== RAW RECORDS

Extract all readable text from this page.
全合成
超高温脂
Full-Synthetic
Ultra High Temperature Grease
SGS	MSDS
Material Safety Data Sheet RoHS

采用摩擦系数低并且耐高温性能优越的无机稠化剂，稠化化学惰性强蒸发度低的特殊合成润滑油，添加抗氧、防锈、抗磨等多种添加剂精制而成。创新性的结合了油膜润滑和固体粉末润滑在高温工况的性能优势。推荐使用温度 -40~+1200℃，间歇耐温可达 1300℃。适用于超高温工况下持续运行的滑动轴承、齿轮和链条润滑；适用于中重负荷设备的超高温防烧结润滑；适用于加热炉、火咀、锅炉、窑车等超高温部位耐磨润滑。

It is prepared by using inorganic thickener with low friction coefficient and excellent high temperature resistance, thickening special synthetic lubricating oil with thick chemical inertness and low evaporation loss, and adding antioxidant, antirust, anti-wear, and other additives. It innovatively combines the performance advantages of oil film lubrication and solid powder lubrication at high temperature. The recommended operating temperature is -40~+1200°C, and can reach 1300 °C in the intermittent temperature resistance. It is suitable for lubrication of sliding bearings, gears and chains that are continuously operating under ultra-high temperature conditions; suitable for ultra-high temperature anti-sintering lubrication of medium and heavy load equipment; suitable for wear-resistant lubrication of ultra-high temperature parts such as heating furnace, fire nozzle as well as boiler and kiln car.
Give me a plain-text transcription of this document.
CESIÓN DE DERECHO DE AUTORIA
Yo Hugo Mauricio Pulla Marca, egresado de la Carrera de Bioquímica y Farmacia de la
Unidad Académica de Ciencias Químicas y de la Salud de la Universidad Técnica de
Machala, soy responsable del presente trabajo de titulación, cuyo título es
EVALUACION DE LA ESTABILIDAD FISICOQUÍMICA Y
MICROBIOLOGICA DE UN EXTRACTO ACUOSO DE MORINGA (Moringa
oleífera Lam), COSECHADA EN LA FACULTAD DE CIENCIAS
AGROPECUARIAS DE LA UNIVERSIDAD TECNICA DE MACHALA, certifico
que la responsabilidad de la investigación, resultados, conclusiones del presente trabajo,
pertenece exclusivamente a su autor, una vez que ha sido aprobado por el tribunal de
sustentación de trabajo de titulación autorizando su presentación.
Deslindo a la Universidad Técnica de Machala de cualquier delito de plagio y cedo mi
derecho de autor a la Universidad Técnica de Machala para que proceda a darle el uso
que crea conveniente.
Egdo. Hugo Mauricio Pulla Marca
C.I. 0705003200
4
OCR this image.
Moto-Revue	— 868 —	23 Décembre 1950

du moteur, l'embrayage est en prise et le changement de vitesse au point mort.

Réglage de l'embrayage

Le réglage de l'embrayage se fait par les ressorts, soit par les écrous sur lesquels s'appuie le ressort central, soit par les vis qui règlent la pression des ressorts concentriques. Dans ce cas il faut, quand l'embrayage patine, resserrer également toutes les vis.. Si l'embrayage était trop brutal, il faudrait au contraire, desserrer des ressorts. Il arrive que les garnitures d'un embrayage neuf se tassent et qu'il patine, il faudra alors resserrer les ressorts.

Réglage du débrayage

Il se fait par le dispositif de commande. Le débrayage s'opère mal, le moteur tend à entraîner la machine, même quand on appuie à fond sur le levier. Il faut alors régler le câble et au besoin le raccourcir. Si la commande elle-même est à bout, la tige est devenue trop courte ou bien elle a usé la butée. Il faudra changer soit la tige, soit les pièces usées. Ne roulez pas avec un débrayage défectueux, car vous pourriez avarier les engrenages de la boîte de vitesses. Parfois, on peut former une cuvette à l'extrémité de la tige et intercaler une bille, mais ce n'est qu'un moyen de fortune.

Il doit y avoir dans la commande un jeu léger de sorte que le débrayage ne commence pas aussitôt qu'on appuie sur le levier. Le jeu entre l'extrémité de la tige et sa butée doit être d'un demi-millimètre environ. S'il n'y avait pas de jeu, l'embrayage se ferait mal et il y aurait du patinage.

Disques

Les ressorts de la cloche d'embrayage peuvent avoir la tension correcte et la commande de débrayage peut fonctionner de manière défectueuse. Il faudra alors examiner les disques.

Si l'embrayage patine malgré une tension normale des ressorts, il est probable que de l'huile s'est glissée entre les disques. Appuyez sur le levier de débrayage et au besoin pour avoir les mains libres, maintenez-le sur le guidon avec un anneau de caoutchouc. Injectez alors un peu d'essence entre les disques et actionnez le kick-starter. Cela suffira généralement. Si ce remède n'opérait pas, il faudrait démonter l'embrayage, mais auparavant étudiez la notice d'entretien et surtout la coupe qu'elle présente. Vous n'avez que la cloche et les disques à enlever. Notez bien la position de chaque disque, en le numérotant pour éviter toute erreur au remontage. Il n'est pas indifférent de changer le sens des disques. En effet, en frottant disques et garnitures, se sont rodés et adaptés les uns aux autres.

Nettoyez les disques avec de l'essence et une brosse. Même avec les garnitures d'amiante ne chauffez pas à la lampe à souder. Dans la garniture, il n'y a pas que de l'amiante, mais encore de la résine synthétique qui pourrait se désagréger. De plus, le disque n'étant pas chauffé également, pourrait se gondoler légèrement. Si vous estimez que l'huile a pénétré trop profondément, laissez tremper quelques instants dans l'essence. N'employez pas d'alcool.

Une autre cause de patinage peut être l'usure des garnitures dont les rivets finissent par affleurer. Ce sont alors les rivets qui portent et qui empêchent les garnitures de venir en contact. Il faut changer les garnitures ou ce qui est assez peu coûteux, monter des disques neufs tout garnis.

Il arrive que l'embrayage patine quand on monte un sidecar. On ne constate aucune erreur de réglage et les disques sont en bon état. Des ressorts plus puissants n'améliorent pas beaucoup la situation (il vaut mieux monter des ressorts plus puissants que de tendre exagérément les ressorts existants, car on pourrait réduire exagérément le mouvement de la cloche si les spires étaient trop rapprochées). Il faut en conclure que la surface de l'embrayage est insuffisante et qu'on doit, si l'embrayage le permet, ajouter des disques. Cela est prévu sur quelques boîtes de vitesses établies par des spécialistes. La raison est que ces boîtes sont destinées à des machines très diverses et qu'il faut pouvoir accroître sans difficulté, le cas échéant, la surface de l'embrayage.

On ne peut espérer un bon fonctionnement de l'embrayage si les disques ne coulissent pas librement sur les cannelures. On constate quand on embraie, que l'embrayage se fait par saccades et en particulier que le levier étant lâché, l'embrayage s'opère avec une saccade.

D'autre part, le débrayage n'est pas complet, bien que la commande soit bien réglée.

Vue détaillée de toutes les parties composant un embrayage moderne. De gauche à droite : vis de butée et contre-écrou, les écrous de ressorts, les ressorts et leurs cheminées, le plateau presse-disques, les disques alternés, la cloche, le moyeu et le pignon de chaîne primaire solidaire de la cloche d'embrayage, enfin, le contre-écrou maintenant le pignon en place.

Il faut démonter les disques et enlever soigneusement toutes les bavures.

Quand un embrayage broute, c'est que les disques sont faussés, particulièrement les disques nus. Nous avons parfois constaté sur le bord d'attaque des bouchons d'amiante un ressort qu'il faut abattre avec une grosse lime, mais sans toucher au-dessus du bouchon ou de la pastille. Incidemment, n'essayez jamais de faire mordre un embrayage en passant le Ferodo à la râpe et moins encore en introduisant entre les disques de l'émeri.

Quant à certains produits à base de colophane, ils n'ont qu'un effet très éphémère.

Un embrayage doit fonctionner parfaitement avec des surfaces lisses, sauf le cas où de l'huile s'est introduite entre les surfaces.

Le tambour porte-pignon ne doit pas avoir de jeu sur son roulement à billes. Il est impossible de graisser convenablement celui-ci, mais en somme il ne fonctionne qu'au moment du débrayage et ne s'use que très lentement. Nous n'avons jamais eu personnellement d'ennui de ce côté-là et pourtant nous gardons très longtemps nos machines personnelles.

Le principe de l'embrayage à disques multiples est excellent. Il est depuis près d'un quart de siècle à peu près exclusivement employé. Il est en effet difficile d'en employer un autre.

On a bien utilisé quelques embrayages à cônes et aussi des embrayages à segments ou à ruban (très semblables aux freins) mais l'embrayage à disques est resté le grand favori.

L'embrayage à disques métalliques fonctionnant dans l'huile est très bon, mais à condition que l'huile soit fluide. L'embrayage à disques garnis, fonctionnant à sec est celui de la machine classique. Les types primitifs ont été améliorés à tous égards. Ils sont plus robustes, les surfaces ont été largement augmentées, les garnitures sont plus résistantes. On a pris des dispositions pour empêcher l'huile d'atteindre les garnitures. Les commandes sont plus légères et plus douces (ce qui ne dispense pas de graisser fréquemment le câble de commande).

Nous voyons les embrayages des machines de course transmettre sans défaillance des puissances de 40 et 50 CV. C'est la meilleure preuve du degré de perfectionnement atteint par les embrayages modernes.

====

Gather each line of the listing that holds the string "embrayages".

On a bien utilisé quelques embrayages à cônes et aussi des embrayages à segments ou à ruban (très semblables aux freins) mais l'embrayage à disques est resté le grand favori.
Nous voyons les embrayages des machines de course transmettre sans défaillance des puissances de 40 et 50 CV. C'est la meilleure preuve du degré de perfectionnement atteint par les embrayages modernes.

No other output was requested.